# Records for the task start

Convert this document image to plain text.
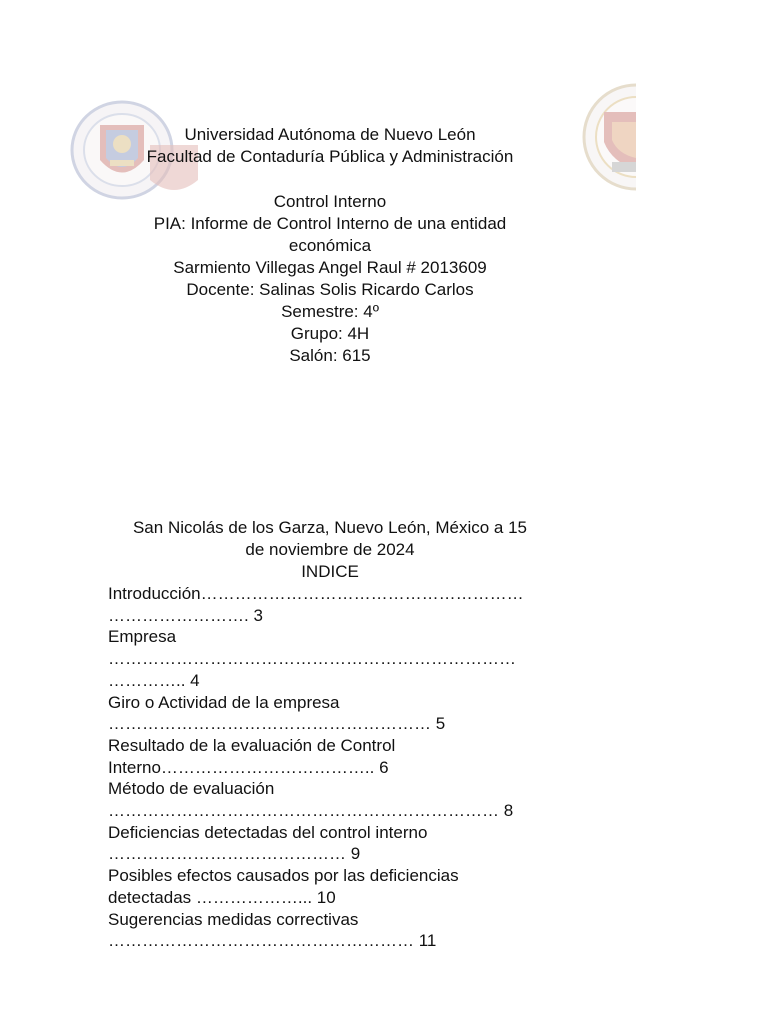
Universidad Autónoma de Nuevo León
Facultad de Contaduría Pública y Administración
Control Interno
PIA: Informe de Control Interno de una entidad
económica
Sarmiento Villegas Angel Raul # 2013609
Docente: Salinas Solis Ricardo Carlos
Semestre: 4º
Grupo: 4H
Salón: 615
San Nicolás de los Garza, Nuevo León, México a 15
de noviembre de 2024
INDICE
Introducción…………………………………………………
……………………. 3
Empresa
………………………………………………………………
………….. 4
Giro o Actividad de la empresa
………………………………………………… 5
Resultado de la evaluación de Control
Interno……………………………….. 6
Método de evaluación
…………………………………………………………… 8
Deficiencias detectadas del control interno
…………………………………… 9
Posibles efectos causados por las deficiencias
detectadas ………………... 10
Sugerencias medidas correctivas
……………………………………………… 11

# Records for the task end
# Records for the task start

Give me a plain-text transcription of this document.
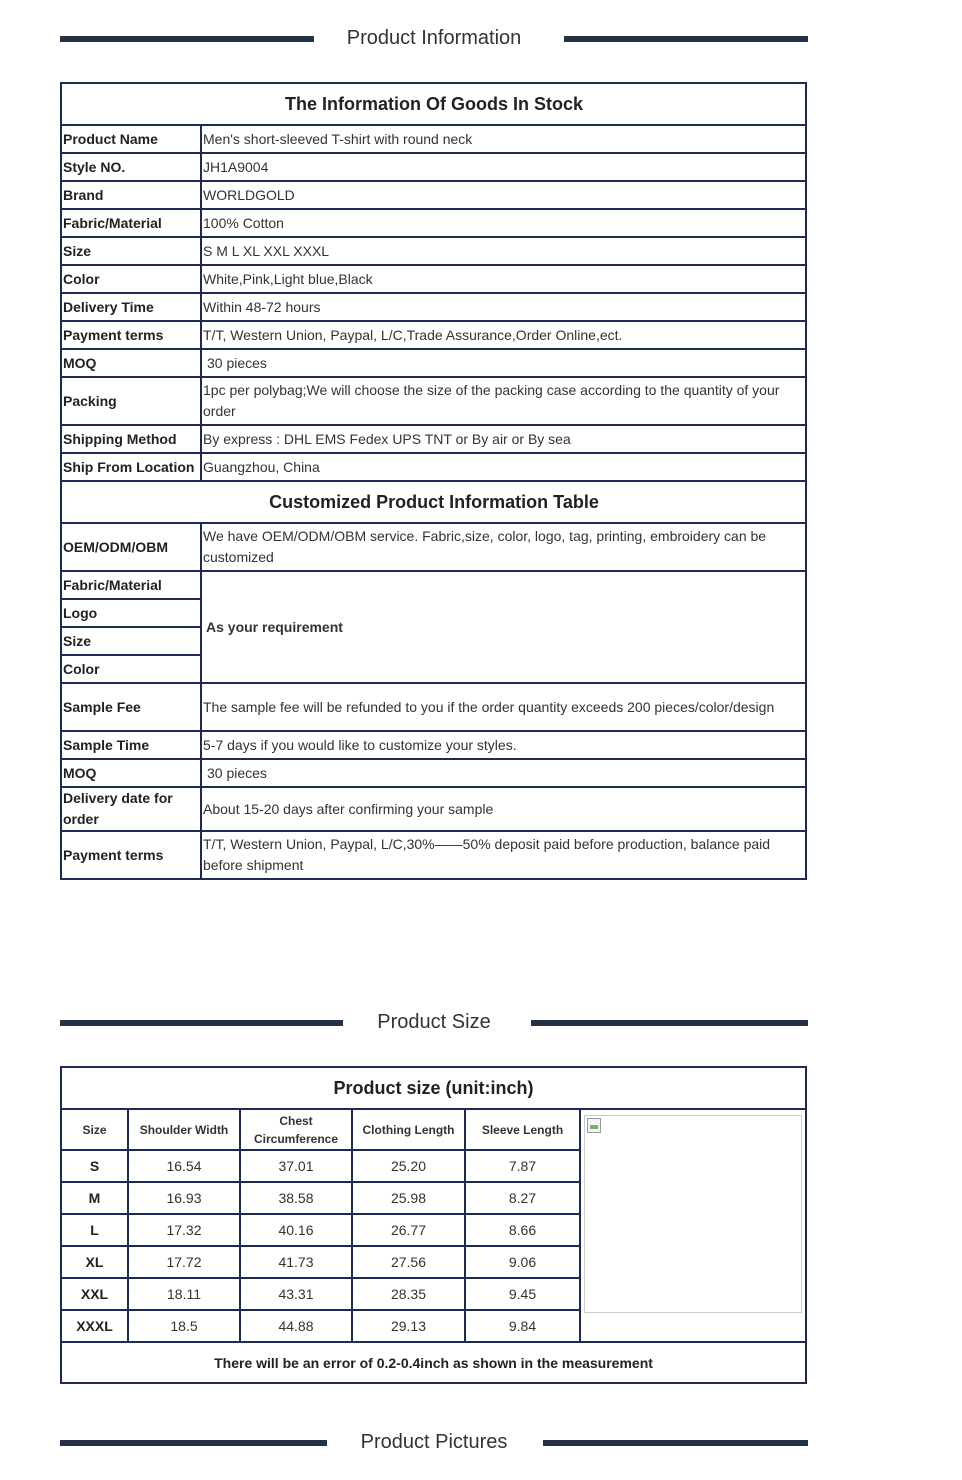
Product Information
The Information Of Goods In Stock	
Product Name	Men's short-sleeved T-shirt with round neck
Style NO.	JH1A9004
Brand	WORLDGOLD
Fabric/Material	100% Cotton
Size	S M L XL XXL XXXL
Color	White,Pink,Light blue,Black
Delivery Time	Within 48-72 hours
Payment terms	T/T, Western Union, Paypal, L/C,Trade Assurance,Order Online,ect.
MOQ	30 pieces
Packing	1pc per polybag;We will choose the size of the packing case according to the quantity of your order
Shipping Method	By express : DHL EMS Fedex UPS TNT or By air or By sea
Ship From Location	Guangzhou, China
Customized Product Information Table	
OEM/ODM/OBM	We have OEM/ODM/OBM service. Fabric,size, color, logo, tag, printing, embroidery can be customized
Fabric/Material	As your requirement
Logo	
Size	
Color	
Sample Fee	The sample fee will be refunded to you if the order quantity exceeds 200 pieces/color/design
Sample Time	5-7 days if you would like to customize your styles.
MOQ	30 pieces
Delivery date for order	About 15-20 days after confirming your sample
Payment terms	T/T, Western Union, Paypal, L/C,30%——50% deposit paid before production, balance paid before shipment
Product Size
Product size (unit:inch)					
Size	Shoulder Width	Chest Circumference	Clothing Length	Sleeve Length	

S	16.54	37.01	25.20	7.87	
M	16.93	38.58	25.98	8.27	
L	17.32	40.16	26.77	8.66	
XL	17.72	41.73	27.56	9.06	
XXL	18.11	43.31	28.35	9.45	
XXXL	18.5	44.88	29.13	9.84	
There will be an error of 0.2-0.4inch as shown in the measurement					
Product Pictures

# Records for the task end

What to work on
Respond with nothing but the number of lines in the entries that contain the string "days".

The solution
2